» Your task: Once the pictures are set aside, transcribe the remaining data exactly.

» Information provided:

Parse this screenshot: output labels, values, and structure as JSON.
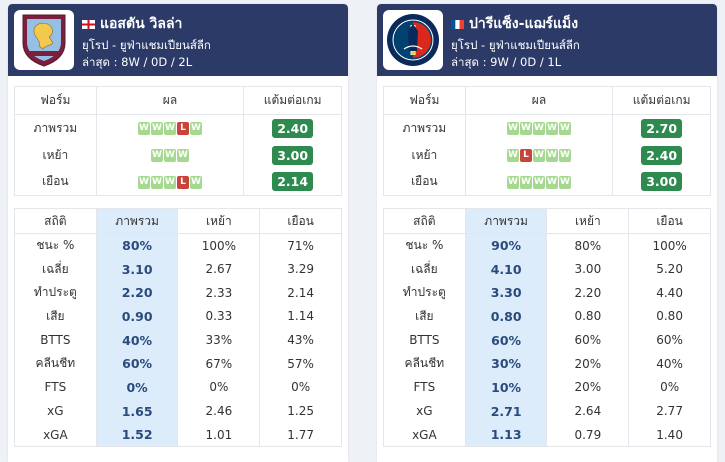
{
  "teams": [
    {
      "name": "แอสตัน วิลล่า",
      "flag": "england",
      "league": "ยุโรป - ยูฟ่าแชมเปียนส์ลีก",
      "recent": "ล่าสุด : 8W / 0D / 2L",
      "form_headers": [
        "ฟอร์ม",
        "ผล",
        "แต้มต่อเกม"
      ],
      "form_rows": [
        {
          "label": "ภาพรวม",
          "results": [
            "W",
            "W",
            "W",
            "L",
            "W"
          ],
          "ppg": "2.40"
        },
        {
          "label": "เหย้า",
          "results": [
            "W",
            "W",
            "W"
          ],
          "ppg": "3.00"
        },
        {
          "label": "เยือน",
          "results": [
            "W",
            "W",
            "W",
            "L",
            "W"
          ],
          "ppg": "2.14"
        }
      ],
      "stat_headers": [
        "สถิติ",
        "ภาพรวม",
        "เหย้า",
        "เยือน"
      ],
      "stat_rows": [
        {
          "label": "ชนะ %",
          "overall": "80%",
          "home": "100%",
          "away": "71%"
        },
        {
          "label": "เฉลี่ย",
          "overall": "3.10",
          "home": "2.67",
          "away": "3.29"
        },
        {
          "label": "ทำประตู",
          "overall": "2.20",
          "home": "2.33",
          "away": "2.14"
        },
        {
          "label": "เสีย",
          "overall": "0.90",
          "home": "0.33",
          "away": "1.14"
        },
        {
          "label": "BTTS",
          "overall": "40%",
          "home": "33%",
          "away": "43%"
        },
        {
          "label": "คลีนชีท",
          "overall": "60%",
          "home": "67%",
          "away": "57%"
        },
        {
          "label": "FTS",
          "overall": "0%",
          "home": "0%",
          "away": "0%"
        },
        {
          "label": "xG",
          "overall": "1.65",
          "home": "2.46",
          "away": "1.25"
        },
        {
          "label": "xGA",
          "overall": "1.52",
          "home": "1.01",
          "away": "1.77"
        }
      ]
    },
    {
      "name": "ปารีแซ็ง-แฌร์แม็ง",
      "flag": "france",
      "league": "ยุโรป - ยูฟ่าแชมเปียนส์ลีก",
      "recent": "ล่าสุด : 9W / 0D / 1L",
      "form_headers": [
        "ฟอร์ม",
        "ผล",
        "แต้มต่อเกม"
      ],
      "form_rows": [
        {
          "label": "ภาพรวม",
          "results": [
            "W",
            "W",
            "W",
            "W",
            "W"
          ],
          "ppg": "2.70"
        },
        {
          "label": "เหย้า",
          "results": [
            "W",
            "L",
            "W",
            "W",
            "W"
          ],
          "ppg": "2.40"
        },
        {
          "label": "เยือน",
          "results": [
            "W",
            "W",
            "W",
            "W",
            "W"
          ],
          "ppg": "3.00"
        }
      ],
      "stat_headers": [
        "สถิติ",
        "ภาพรวม",
        "เหย้า",
        "เยือน"
      ],
      "stat_rows": [
        {
          "label": "ชนะ %",
          "overall": "90%",
          "home": "80%",
          "away": "100%"
        },
        {
          "label": "เฉลี่ย",
          "overall": "4.10",
          "home": "3.00",
          "away": "5.20"
        },
        {
          "label": "ทำประตู",
          "overall": "3.30",
          "home": "2.20",
          "away": "4.40"
        },
        {
          "label": "เสีย",
          "overall": "0.80",
          "home": "0.80",
          "away": "0.80"
        },
        {
          "label": "BTTS",
          "overall": "60%",
          "home": "60%",
          "away": "60%"
        },
        {
          "label": "คลีนชีท",
          "overall": "30%",
          "home": "20%",
          "away": "40%"
        },
        {
          "label": "FTS",
          "overall": "10%",
          "home": "20%",
          "away": "0%"
        },
        {
          "label": "xG",
          "overall": "2.71",
          "home": "2.64",
          "away": "2.77"
        },
        {
          "label": "xGA",
          "overall": "1.13",
          "home": "0.79",
          "away": "1.40"
        }
      ]
    }
  ],
  "colors": {
    "header_bg": "#2b3a67",
    "win": "#a5d98f",
    "loss": "#c9433b",
    "ppg_badge": "#2e8a4e",
    "highlight_col": "#dcecfb"
  },
  "logos": [
    "aston-villa-crest",
    "psg-crest"
  ]
}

» Answer to this task:
Parse this screenshot: output labels, values, and structure as JSON.
{
  "teams": [
    {
      "name": "แอสตัน วิลล่า",
      "flag": "england",
      "league": "ยุโรป - ยูฟ่าแชมเปียนส์ลีก",
      "recent": "ล่าสุด : 8W / 0D / 2L",
      "form_headers": [
        "ฟอร์ม",
        "ผล",
        "แต้มต่อเกม"
      ],
      "form_rows": [
        {
          "label": "ภาพรวม",
          "results": [
            "W",
            "W",
            "W",
            "L",
            "W"
          ],
          "ppg": "2.40"
        },
        {
          "label": "เหย้า",
          "results": [
            "W",
            "W",
            "W"
          ],
          "ppg": "3.00"
        },
        {
          "label": "เยือน",
          "results": [
            "W",
            "W",
            "W",
            "L",
            "W"
          ],
          "ppg": "2.14"
        }
      ],
      "stat_headers": [
        "สถิติ",
        "ภาพรวม",
        "เหย้า",
        "เยือน"
      ],
      "stat_rows": [
        {
          "label": "ชนะ %",
          "overall": "80%",
          "home": "100%",
          "away": "71%"
        },
        {
          "label": "เฉลี่ย",
          "overall": "3.10",
          "home": "2.67",
          "away": "3.29"
        },
        {
          "label": "ทำประตู",
          "overall": "2.20",
          "home": "2.33",
          "away": "2.14"
        },
        {
          "label": "เสีย",
          "overall": "0.90",
          "home": "0.33",
          "away": "1.14"
        },
        {
          "label": "BTTS",
          "overall": "40%",
          "home": "33%",
          "away": "43%"
        },
        {
          "label": "คลีนชีท",
          "overall": "60%",
          "home": "67%",
          "away": "57%"
        },
        {
          "label": "FTS",
          "overall": "0%",
          "home": "0%",
          "away": "0%"
        },
        {
          "label": "xG",
          "overall": "1.65",
          "home": "2.46",
          "away": "1.25"
        },
        {
          "label": "xGA",
          "overall": "1.52",
          "home": "1.01",
          "away": "1.77"
        }
      ]
    },
    {
      "name": "ปารีแซ็ง-แฌร์แม็ง",
      "flag": "france",
      "league": "ยุโรป - ยูฟ่าแชมเปียนส์ลีก",
      "recent": "ล่าสุด : 9W / 0D / 1L",
      "form_headers": [
        "ฟอร์ม",
        "ผล",
        "แต้มต่อเกม"
      ],
      "form_rows": [
        {
          "label": "ภาพรวม",
          "results": [
            "W",
            "W",
            "W",
            "W",
            "W"
          ],
          "ppg": "2.70"
        },
        {
          "label": "เหย้า",
          "results": [
            "W",
            "L",
            "W",
            "W",
            "W"
          ],
          "ppg": "2.40"
        },
        {
          "label": "เยือน",
          "results": [
            "W",
            "W",
            "W",
            "W",
            "W"
          ],
          "ppg": "3.00"
        }
      ],
      "stat_headers": [
        "สถิติ",
        "ภาพรวม",
        "เหย้า",
        "เยือน"
      ],
      "stat_rows": [
        {
          "label": "ชนะ %",
          "overall": "90%",
          "home": "80%",
          "away": "100%"
        },
        {
          "label": "เฉลี่ย",
          "overall": "4.10",
          "home": "3.00",
          "away": "5.20"
        },
        {
          "label": "ทำประตู",
          "overall": "3.30",
          "home": "2.20",
          "away": "4.40"
        },
        {
          "label": "เสีย",
          "overall": "0.80",
          "home": "0.80",
          "away": "0.80"
        },
        {
          "label": "BTTS",
          "overall": "60%",
          "home": "60%",
          "away": "60%"
        },
        {
          "label": "คลีนชีท",
          "overall": "30%",
          "home": "20%",
          "away": "40%"
        },
        {
          "label": "FTS",
          "overall": "10%",
          "home": "20%",
          "away": "0%"
        },
        {
          "label": "xG",
          "overall": "2.71",
          "home": "2.64",
          "away": "2.77"
        },
        {
          "label": "xGA",
          "overall": "1.13",
          "home": "0.79",
          "away": "1.40"
        }
      ]
    }
  ],
  "colors": {
    "header_bg": "#2b3a67",
    "win": "#a5d98f",
    "loss": "#c9433b",
    "ppg_badge": "#2e8a4e",
    "highlight_col": "#dcecfb"
  },
  "logos": [
    "aston-villa-crest",
    "psg-crest"
  ]
}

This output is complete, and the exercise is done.